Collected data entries
····················

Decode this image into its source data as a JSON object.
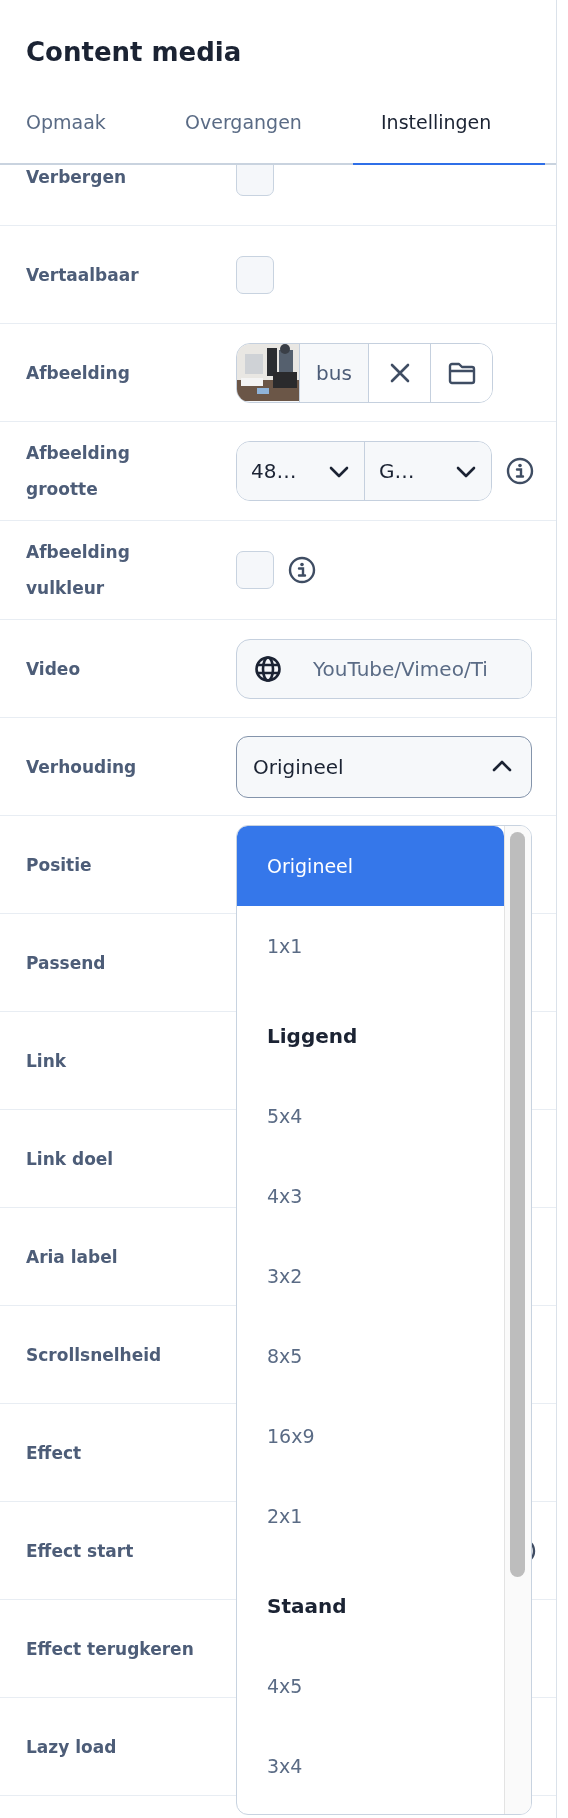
{
  "panel": {
    "title": "Content media"
  },
  "tabs": [
    {
      "label": "Opmaak",
      "selected": false
    },
    {
      "label": "Overgangen",
      "selected": false
    },
    {
      "label": "Instellingen",
      "selected": true
    }
  ],
  "rows": [
    {
      "label": "Verbergen",
      "kind": "checkbox",
      "checked": false
    },
    {
      "label": "Vertaalbaar",
      "kind": "checkbox",
      "checked": false
    },
    {
      "label": "Afbeelding",
      "value": "bus"
    },
    {
      "label": "Afbeelding grootte",
      "kind": "select-pair",
      "values": [
        "48…",
        "G…"
      ],
      "info": true
    },
    {
      "label": "Afbeelding vulkleur",
      "kind": "checkbox",
      "checked": false,
      "info": true
    },
    {
      "label": "Video",
      "kind": "url",
      "placeholder": "YouTube/Vimeo/Ti"
    },
    {
      "label": "Verhouding",
      "kind": "select",
      "value": "Origineel",
      "expanded": true
    },
    {
      "label": "Positie",
      "kind": "none"
    },
    {
      "label": "Passend",
      "kind": "none"
    },
    {
      "label": "Link",
      "kind": "none"
    },
    {
      "label": "Link doel",
      "kind": "none"
    },
    {
      "label": "Aria label",
      "kind": "none"
    },
    {
      "label": "Scrollsnelheid",
      "kind": "none"
    },
    {
      "label": "Effect",
      "kind": "none"
    },
    {
      "label": "Effect start",
      "kind": "none",
      "info": true
    },
    {
      "label": "Effect terugkeren",
      "kind": "none"
    },
    {
      "label": "Lazy load",
      "kind": "none"
    }
  ],
  "dropdown": {
    "items": [
      {
        "kind": "option",
        "label": "Origineel",
        "selected": true
      },
      {
        "kind": "option",
        "label": "1x1",
        "selected": false
      },
      {
        "kind": "header",
        "label": "Liggend"
      },
      {
        "kind": "option",
        "label": "5x4",
        "selected": false
      },
      {
        "kind": "option",
        "label": "4x3",
        "selected": false
      },
      {
        "kind": "option",
        "label": "3x2",
        "selected": false
      },
      {
        "kind": "option",
        "label": "8x5",
        "selected": false
      },
      {
        "kind": "option",
        "label": "16x9",
        "selected": false
      },
      {
        "kind": "option",
        "label": "2x1",
        "selected": false
      },
      {
        "kind": "header",
        "label": "Staand"
      },
      {
        "kind": "option",
        "label": "4x5",
        "selected": false
      },
      {
        "kind": "option",
        "label": "3x4",
        "selected": false
      }
    ]
  }
}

····················

§ **Exercise task**
Find the number of lines in which the word "Effect" occurs, and write nothing but that number.

§ **Full solution**
3